**WHAT THE EXERCISE ASKS**
Find the lines holding "this" and copy them.

───── RECORDED INFORMATION

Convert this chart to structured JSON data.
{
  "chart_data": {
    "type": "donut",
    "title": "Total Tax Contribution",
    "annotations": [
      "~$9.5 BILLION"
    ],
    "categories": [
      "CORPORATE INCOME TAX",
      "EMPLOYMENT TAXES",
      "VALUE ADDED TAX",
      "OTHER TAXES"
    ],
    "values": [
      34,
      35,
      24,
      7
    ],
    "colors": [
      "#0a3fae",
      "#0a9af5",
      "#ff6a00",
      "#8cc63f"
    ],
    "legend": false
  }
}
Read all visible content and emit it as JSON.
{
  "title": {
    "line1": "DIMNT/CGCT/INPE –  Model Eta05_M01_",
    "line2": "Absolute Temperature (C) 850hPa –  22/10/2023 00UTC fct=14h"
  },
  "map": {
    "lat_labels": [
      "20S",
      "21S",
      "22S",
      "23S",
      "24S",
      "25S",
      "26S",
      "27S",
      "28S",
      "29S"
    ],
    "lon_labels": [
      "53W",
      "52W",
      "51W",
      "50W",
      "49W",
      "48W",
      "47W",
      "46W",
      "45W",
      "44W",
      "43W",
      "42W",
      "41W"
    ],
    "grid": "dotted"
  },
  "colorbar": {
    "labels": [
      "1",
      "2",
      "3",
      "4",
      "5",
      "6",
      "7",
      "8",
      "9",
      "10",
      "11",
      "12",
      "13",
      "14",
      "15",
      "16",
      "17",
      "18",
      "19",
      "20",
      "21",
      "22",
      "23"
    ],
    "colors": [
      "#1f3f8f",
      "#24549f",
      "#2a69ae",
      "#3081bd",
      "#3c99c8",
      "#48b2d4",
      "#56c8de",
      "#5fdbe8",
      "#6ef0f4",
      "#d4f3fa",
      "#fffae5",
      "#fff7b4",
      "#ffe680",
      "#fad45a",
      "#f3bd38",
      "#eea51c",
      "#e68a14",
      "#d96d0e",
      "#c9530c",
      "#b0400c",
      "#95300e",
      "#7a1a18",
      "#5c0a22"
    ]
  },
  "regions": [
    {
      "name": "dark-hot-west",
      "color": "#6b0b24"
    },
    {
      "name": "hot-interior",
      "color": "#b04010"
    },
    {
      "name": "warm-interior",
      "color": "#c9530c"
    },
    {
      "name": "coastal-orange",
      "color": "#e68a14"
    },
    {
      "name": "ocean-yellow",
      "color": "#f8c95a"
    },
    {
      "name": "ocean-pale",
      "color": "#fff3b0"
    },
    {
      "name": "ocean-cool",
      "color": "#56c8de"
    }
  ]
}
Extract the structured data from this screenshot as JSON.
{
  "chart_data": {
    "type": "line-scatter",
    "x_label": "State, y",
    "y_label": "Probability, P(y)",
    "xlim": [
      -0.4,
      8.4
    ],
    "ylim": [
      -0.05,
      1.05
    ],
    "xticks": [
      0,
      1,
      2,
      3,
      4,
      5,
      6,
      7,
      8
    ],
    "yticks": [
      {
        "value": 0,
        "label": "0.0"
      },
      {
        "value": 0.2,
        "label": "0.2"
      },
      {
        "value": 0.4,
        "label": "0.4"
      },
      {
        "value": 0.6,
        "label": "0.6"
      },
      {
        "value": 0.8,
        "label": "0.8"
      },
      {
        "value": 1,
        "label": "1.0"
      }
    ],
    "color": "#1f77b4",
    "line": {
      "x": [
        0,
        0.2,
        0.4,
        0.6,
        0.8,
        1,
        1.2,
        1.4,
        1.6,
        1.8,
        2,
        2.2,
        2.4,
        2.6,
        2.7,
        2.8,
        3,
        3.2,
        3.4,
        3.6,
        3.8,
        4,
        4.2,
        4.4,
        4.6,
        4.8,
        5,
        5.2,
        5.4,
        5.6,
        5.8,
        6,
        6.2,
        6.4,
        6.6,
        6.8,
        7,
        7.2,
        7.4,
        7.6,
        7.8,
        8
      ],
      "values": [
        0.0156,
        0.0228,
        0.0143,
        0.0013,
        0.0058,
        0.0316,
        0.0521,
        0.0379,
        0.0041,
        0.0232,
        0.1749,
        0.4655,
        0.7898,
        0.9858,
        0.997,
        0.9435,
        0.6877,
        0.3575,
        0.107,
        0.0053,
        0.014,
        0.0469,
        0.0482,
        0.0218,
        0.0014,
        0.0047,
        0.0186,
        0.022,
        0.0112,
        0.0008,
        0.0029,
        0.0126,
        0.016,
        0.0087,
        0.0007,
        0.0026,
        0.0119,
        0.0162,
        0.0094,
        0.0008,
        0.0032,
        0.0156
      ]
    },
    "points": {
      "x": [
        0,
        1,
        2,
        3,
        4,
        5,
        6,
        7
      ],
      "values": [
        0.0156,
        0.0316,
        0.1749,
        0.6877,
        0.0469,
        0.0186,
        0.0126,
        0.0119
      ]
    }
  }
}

──────────

**CORRECT RESULT**
Convert this chart to structured JSON data.
Extract the structured data from this screenshot as JSON.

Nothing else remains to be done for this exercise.